AIM OF THE EXERCISE:
Rewrite the article on Trump and capitalist nihilism starting with "A denouement of" and going on through "of capitalist nihilism.", with "ruling circles" replaced by "governing elites".
[[ PROVIDED TEXT open ]]
Donald Trump and the Return of Capitalist Nihilism
The Trump administration is frequently operating outside the logic of capitalist self-interest, powered by an appetite for cruelty and destruction for the sake of cruelty and destruction and an all-consuming resentment.
Insurgents and revolutionaries across the political spectrum have sought, in different ways and for different reasons, to smash the state. Until recently, however, few have been openly critical of democracy. Even its most avowed opponents, for years now, have used the language of democracy to argue for and justify its abridgment. That’s not the case anymore. Take Stephen Moore, one of Trump’s economic advisors, for example. A gold standard conservative, former president of the Club of Growth, and a member of both the Wall Street Journal editorial board and the Heritage Foundation, made his views very clear in 2016: “Capitalism is a lot more important than democracy. I’m not even a big believer in democracy.”
A good deal of what the new administration is doing is merely a continuation of previous Republican and Democratic administrations and their familiar urge to safeguard the well-being of the rich and powerful. Cutting down the welfare state undergirded Ronald Reagan’s counterrevolution and was consolidated by his successors, Republicans and Democrats alike. Feeding the war machine has been a bipartisan endeavor for as long as anyone can remember.
Yet some of the most draconian measures adopted by the new administration seem categorically different. They escape the logic of capitalist self-interest, pure and simple. They appear profoundly destabilizing, destructive for the sake of destruction, powered by an appetite for cruelty and an all-consuming resentment.
Under Trump, capitalists have been encouraged to unleash their “animal spirits,” to devour all those natural and human resources that may be profitably accumulated as capital. Unless they are checked, whether by democratic political institutions, the labor movement, or other bulwarks against rapacious accumulation, the impulse may result in social suicide — fatal, finally, to capitalist civilization itself.
A denouement of that order seems unimaginable. Yet the behavior of the ruling circles surrounding the Trump administration is emitting the pungent aroma of precisely this kind of capitalist nihilism.
[[ PROVIDED TEXT closed ]]
[[ PROVIDED RECORDS open ]]
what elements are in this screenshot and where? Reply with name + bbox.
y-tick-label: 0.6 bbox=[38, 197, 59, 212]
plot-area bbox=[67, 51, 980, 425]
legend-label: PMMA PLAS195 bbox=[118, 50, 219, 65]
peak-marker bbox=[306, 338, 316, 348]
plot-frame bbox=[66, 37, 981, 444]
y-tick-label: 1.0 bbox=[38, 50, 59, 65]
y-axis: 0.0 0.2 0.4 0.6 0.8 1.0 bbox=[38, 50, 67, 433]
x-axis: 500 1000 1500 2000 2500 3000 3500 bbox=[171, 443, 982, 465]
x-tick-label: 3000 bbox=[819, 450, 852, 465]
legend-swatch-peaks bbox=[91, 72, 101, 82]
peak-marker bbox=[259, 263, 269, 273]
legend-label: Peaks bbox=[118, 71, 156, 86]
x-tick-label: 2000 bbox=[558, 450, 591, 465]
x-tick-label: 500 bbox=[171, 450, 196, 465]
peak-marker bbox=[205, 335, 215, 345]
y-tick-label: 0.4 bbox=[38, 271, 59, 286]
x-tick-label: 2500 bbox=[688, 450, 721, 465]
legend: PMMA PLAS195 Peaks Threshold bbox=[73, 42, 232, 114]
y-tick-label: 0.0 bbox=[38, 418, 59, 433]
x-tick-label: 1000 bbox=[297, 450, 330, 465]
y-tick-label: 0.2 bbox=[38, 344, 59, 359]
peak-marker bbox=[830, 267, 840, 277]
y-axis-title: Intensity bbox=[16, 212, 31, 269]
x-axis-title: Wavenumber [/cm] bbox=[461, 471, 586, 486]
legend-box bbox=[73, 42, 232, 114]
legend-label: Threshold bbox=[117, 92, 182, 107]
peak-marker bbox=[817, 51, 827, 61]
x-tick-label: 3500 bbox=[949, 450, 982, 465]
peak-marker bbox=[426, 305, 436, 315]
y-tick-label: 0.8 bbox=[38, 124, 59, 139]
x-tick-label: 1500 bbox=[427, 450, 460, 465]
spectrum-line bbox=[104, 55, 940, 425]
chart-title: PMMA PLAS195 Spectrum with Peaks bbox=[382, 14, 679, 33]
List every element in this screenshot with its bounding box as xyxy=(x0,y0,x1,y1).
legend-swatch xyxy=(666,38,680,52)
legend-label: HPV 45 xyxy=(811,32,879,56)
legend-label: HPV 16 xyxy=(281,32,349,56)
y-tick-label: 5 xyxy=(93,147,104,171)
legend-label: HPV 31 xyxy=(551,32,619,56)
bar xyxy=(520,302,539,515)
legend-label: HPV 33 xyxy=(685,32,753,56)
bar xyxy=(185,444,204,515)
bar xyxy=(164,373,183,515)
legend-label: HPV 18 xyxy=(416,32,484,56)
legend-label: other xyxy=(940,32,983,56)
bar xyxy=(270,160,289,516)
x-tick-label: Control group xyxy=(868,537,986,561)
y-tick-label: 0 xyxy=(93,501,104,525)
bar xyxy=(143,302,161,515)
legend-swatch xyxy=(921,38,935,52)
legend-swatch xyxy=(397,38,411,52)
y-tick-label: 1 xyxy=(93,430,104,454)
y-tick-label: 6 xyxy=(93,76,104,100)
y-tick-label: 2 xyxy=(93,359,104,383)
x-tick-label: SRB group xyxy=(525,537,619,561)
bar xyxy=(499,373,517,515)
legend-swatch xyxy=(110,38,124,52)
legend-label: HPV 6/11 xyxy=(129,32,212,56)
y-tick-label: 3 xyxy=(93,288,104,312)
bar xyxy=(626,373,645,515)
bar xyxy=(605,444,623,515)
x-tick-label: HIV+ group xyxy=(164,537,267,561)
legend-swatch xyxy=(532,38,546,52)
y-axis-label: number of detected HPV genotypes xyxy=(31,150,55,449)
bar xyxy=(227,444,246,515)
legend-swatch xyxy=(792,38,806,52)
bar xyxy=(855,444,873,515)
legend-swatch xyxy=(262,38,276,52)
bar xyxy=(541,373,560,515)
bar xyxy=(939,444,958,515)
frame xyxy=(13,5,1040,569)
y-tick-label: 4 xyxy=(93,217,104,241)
[[ PROVIDED RECORDS closed ]]
EXERCISE ANSWER:
A denouement of that order seems unimaginable. Yet the behavior of the governing elites surrounding the Trump administration is emitting the pungent aroma of precisely this kind of capitalist nihilism.